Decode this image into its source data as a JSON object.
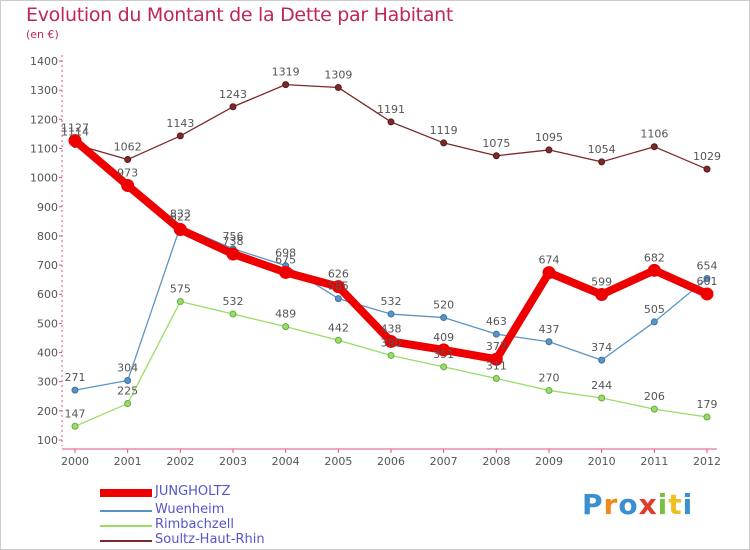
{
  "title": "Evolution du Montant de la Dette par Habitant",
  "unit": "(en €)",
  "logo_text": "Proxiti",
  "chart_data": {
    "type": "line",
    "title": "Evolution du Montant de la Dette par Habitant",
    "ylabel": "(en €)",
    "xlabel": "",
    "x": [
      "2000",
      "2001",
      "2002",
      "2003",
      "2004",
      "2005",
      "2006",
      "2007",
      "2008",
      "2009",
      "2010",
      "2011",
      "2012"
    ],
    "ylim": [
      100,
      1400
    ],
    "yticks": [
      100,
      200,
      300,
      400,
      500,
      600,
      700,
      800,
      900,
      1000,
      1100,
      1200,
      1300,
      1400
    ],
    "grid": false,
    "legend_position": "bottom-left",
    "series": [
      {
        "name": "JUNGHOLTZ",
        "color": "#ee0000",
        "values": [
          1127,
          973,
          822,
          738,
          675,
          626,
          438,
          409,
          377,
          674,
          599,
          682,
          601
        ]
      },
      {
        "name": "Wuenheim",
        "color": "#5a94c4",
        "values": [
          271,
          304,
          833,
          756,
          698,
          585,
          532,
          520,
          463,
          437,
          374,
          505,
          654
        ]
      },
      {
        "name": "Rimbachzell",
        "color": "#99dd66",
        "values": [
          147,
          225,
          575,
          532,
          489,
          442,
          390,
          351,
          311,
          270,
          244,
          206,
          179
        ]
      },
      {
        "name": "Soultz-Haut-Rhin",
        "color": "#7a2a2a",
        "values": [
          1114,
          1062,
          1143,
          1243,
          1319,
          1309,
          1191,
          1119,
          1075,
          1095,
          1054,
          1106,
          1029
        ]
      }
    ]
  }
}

- **Task statement**:
Count the lines of the data that include the string "Dette", and give only that number.

- **Result**:
2